Exercise directions - Repeat what the lines below say, word for word, and skip every image.

Extracted material -
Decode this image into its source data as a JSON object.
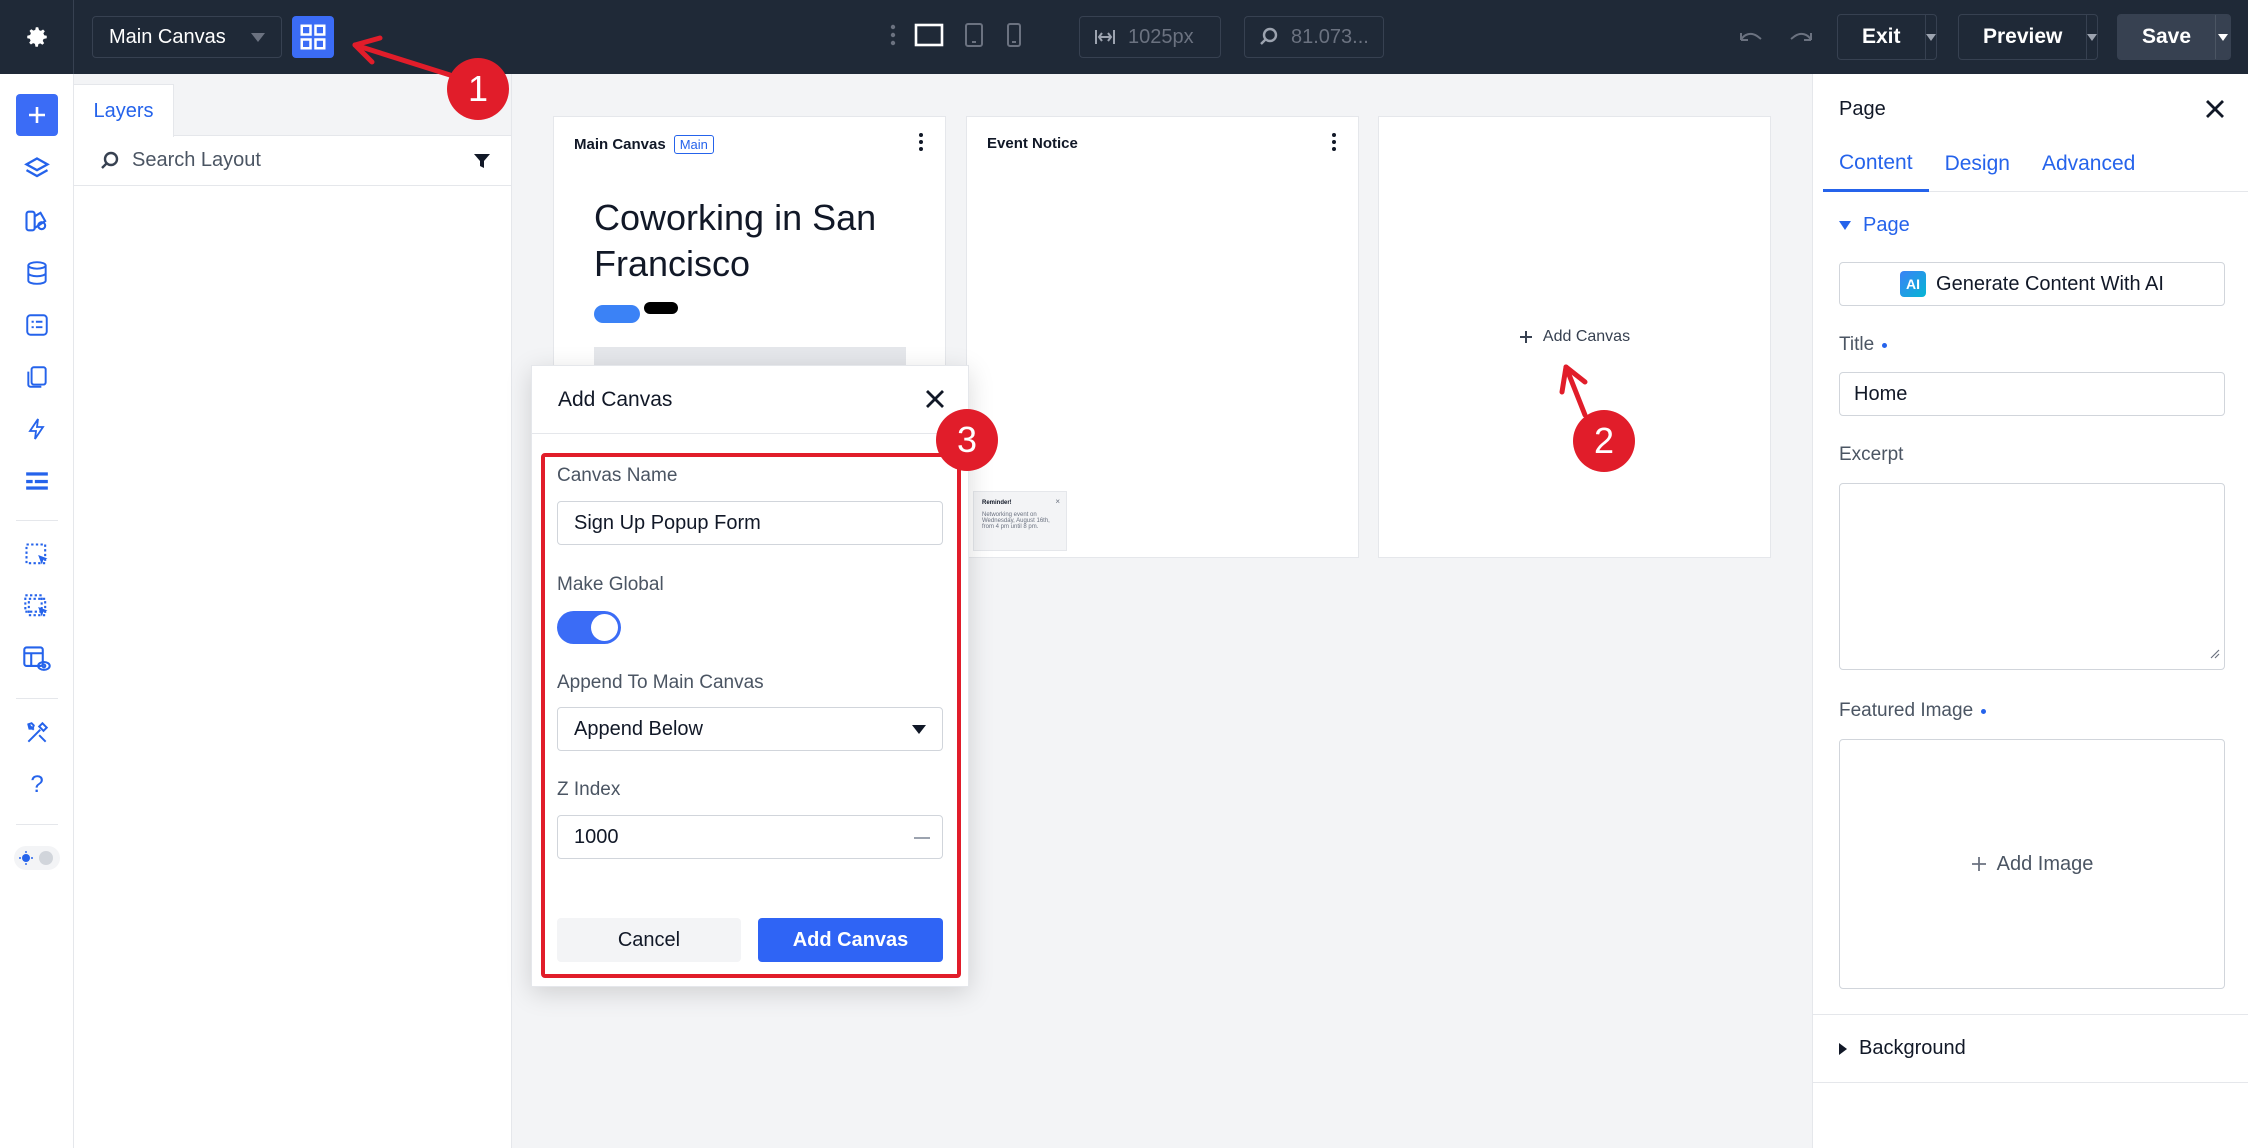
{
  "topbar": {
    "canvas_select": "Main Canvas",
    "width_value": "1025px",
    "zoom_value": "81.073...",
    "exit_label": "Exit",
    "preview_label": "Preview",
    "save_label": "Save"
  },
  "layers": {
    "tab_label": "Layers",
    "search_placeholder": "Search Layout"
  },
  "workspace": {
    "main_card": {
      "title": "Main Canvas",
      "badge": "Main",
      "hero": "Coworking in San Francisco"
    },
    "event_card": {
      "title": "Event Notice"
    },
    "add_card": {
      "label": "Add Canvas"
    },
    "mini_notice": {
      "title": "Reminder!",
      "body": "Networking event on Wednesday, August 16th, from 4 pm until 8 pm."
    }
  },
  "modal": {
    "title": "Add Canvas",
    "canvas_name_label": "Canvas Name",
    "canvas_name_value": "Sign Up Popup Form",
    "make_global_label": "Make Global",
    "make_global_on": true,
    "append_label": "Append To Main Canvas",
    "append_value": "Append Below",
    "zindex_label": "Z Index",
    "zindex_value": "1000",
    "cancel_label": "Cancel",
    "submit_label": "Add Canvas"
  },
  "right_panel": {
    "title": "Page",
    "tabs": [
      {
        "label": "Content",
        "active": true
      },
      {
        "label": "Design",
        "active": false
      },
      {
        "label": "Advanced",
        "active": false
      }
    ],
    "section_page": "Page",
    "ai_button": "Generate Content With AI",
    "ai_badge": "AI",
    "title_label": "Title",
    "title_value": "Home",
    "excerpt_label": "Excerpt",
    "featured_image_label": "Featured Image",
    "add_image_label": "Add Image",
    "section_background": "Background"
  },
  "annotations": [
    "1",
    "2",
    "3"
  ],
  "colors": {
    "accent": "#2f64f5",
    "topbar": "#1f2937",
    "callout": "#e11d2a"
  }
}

The solution -
Decode this image into its source data as a JSON object.
{
  "topbar": {
    "canvas_select": "Main Canvas",
    "width_value": "1025px",
    "zoom_value": "81.073...",
    "exit_label": "Exit",
    "preview_label": "Preview",
    "save_label": "Save"
  },
  "layers": {
    "tab_label": "Layers",
    "search_placeholder": "Search Layout"
  },
  "workspace": {
    "main_card": {
      "title": "Main Canvas",
      "badge": "Main",
      "hero": "Coworking in San Francisco"
    },
    "event_card": {
      "title": "Event Notice"
    },
    "add_card": {
      "label": "Add Canvas"
    },
    "mini_notice": {
      "title": "Reminder!",
      "body": "Networking event on Wednesday, August 16th, from 4 pm until 8 pm."
    }
  },
  "modal": {
    "title": "Add Canvas",
    "canvas_name_label": "Canvas Name",
    "canvas_name_value": "Sign Up Popup Form",
    "make_global_label": "Make Global",
    "make_global_on": true,
    "append_label": "Append To Main Canvas",
    "append_value": "Append Below",
    "zindex_label": "Z Index",
    "zindex_value": "1000",
    "cancel_label": "Cancel",
    "submit_label": "Add Canvas"
  },
  "right_panel": {
    "title": "Page",
    "tabs": [
      {
        "label": "Content",
        "active": true
      },
      {
        "label": "Design",
        "active": false
      },
      {
        "label": "Advanced",
        "active": false
      }
    ],
    "section_page": "Page",
    "ai_button": "Generate Content With AI",
    "ai_badge": "AI",
    "title_label": "Title",
    "title_value": "Home",
    "excerpt_label": "Excerpt",
    "featured_image_label": "Featured Image",
    "add_image_label": "Add Image",
    "section_background": "Background"
  },
  "annotations": [
    "1",
    "2",
    "3"
  ],
  "colors": {
    "accent": "#2f64f5",
    "topbar": "#1f2937",
    "callout": "#e11d2a"
  }
}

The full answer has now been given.